**What is required**.
Filter the entries below, keeping every line that contains the string "axis", and treat the match as case-sensitive.

Records of where items appear
____________

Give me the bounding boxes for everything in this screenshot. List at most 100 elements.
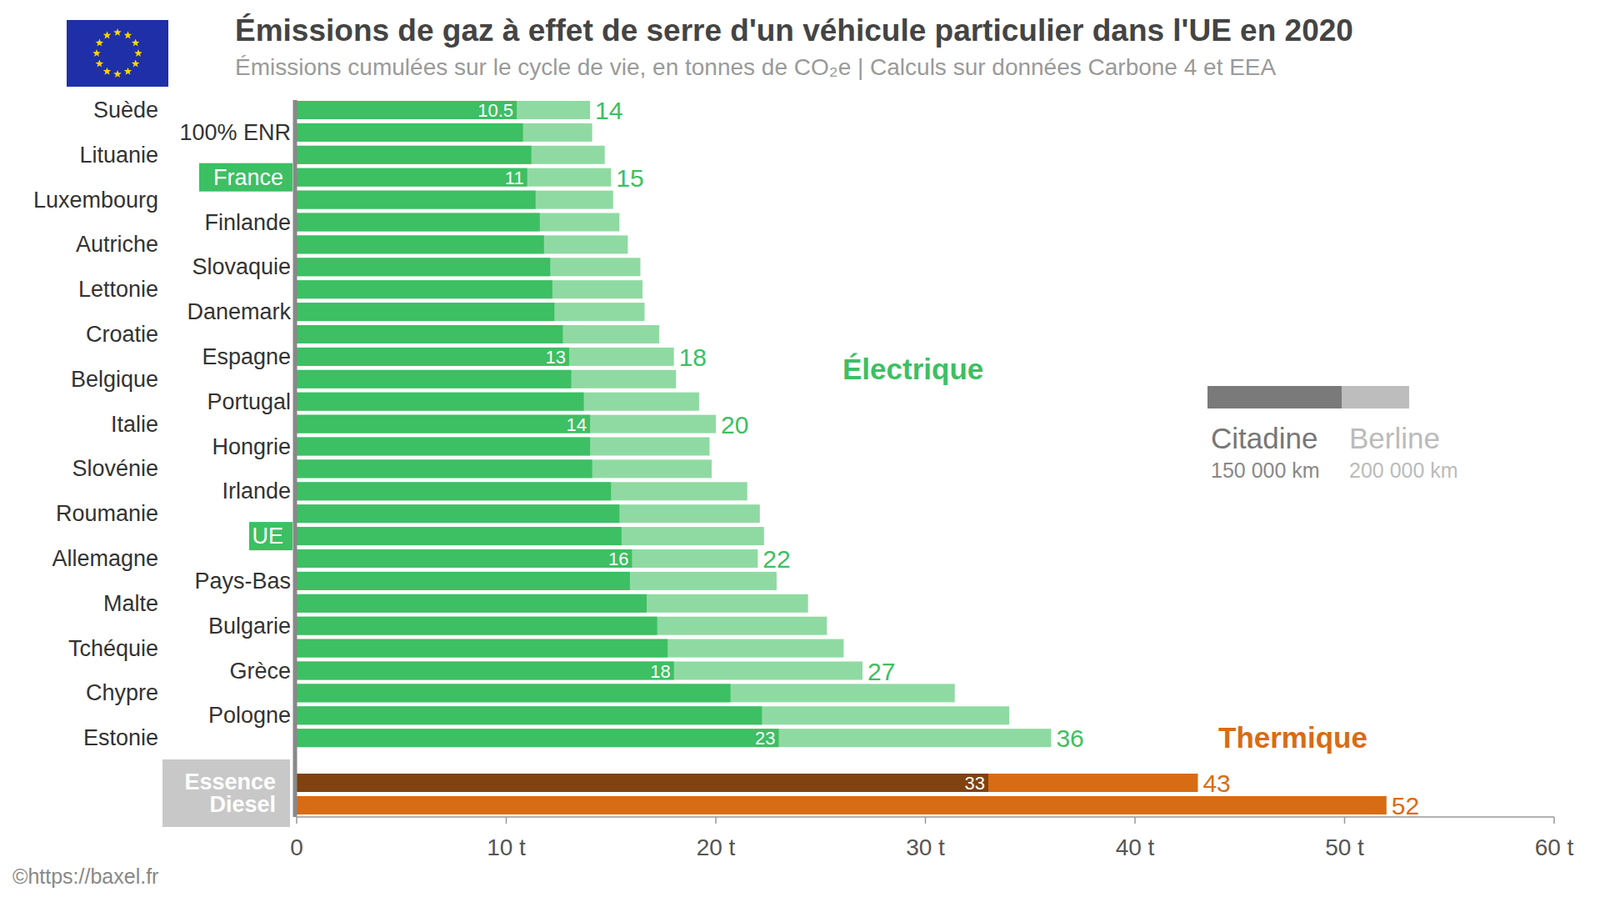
category-label: Estonie (83, 725, 159, 750)
bar-citadine (296, 594, 647, 613)
bar-citadine (296, 415, 590, 434)
bar-berline (296, 213, 620, 232)
bar-citadine (296, 302, 555, 321)
data-label: 14 (595, 96, 623, 125)
bar-citadine (296, 773, 989, 792)
category-label: Espagne (201, 344, 291, 370)
tick (1344, 816, 1346, 824)
category-label: Suède (93, 97, 159, 123)
category-label: Belgique (70, 366, 159, 392)
bar-berline (296, 773, 1198, 792)
bar-berline (296, 549, 758, 568)
bar-berline (296, 594, 809, 613)
bar-berline (296, 616, 827, 635)
category-label: Finlande (204, 210, 291, 235)
bars (296, 100, 1387, 815)
bar-berline (296, 504, 760, 523)
category-label: Slovénie (71, 455, 159, 481)
legend: CitadineBerline150 000 km200 000 km (1207, 385, 1459, 482)
thermal-label-box (162, 759, 290, 827)
category-label: Croatie (85, 321, 159, 347)
subtitle: Émissions cumulées sur le cycle de vie, … (235, 54, 1277, 80)
bar-berline (296, 728, 1051, 747)
data-label: 13 (545, 346, 565, 368)
bar-berline (296, 257, 640, 276)
category-label: Tchéquie (68, 635, 159, 661)
category-label: Grèce (229, 658, 291, 684)
bar-berline (296, 481, 748, 500)
bar-citadine (296, 347, 570, 366)
data-label: 10.5 (477, 100, 514, 121)
category-label: Portugal (206, 389, 291, 415)
tick-label: 50 t (1325, 834, 1365, 860)
category-label: Slovaquie (191, 254, 291, 280)
bar-berline (296, 235, 628, 254)
bar-citadine (296, 168, 528, 187)
bar-citadine (296, 459, 593, 478)
bar-citadine (296, 145, 532, 165)
bar-berline (296, 459, 712, 478)
bar-berline (296, 683, 955, 702)
bar-berline (296, 526, 765, 545)
category-label: Italie (110, 411, 159, 437)
bar-citadine (296, 728, 779, 747)
bar-citadine (296, 213, 540, 232)
data-label: 11 (505, 167, 525, 189)
category-label: Pays-Bas (194, 568, 291, 594)
x-axis: 010 t20 t30 t40 t50 t60 t (290, 816, 1574, 860)
legend-label: Citadine (1210, 421, 1318, 455)
source: ©https://baxel.fr (12, 864, 159, 888)
bar-berline (296, 123, 593, 142)
category-label: UE (251, 523, 284, 549)
data-label: 33 (964, 772, 985, 794)
bar-berline (296, 302, 645, 321)
category-label: Bulgarie (208, 613, 291, 639)
data-label: 52 (1391, 791, 1420, 820)
data-label: 22 (762, 545, 790, 573)
bar-citadine (296, 280, 553, 299)
category-label: 100% ENR (179, 120, 291, 145)
bar-citadine (296, 526, 622, 545)
bar-berline (296, 347, 675, 366)
annotation: Thermique (1218, 720, 1368, 754)
bar-citadine (296, 437, 590, 456)
bar-citadine (296, 325, 563, 344)
legend-swatch (1341, 385, 1410, 409)
data-label: 15 (615, 164, 644, 192)
bar-berline (296, 325, 660, 344)
tick-label: 0 (290, 834, 304, 860)
data-label: 20 (720, 410, 749, 439)
data-label: 27 (867, 657, 895, 685)
category-labels: Suède100% ENRLituanieFranceLuxembourgFin… (33, 97, 293, 827)
bar-berline (296, 168, 611, 187)
tick (715, 816, 717, 824)
bar-berline (296, 639, 844, 658)
bar-citadine (296, 190, 536, 210)
legend-note: 200 000 km (1349, 458, 1459, 482)
category-label: Pologne (208, 702, 291, 728)
category-label: Danemark (186, 299, 291, 325)
data-label: 14 (566, 414, 587, 435)
category-label: Hongrie (211, 434, 291, 460)
bar-berline (296, 280, 643, 299)
bar-berline (296, 190, 614, 210)
bar-citadine (296, 392, 585, 411)
tick-label: 40 t (1115, 834, 1155, 860)
data-label: 18 (679, 343, 707, 371)
tick-label: 20 t (696, 834, 736, 860)
data-label: 16 (608, 548, 629, 570)
data-label: 18 (650, 660, 670, 682)
bar-citadine (296, 481, 611, 500)
bar-berline (296, 437, 710, 456)
bar-citadine (296, 705, 762, 725)
category-label: Autriche (75, 231, 159, 257)
bar-citadine (296, 257, 550, 276)
category-label: France (213, 165, 284, 190)
category-label: Allemagne (51, 545, 159, 571)
tick-label: 30 t (905, 834, 945, 860)
bar-citadine (296, 504, 620, 523)
bar-citadine (296, 549, 632, 568)
y-axis (293, 100, 298, 817)
category-label: Malte (103, 590, 159, 616)
bar-citadine (296, 683, 731, 702)
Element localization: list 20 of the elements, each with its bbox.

____________

**Expected output**.
x-axis: 010 t20 t30 t40 t50 t60 t (290, 816, 1574, 860)
y-axis (293, 100, 298, 817)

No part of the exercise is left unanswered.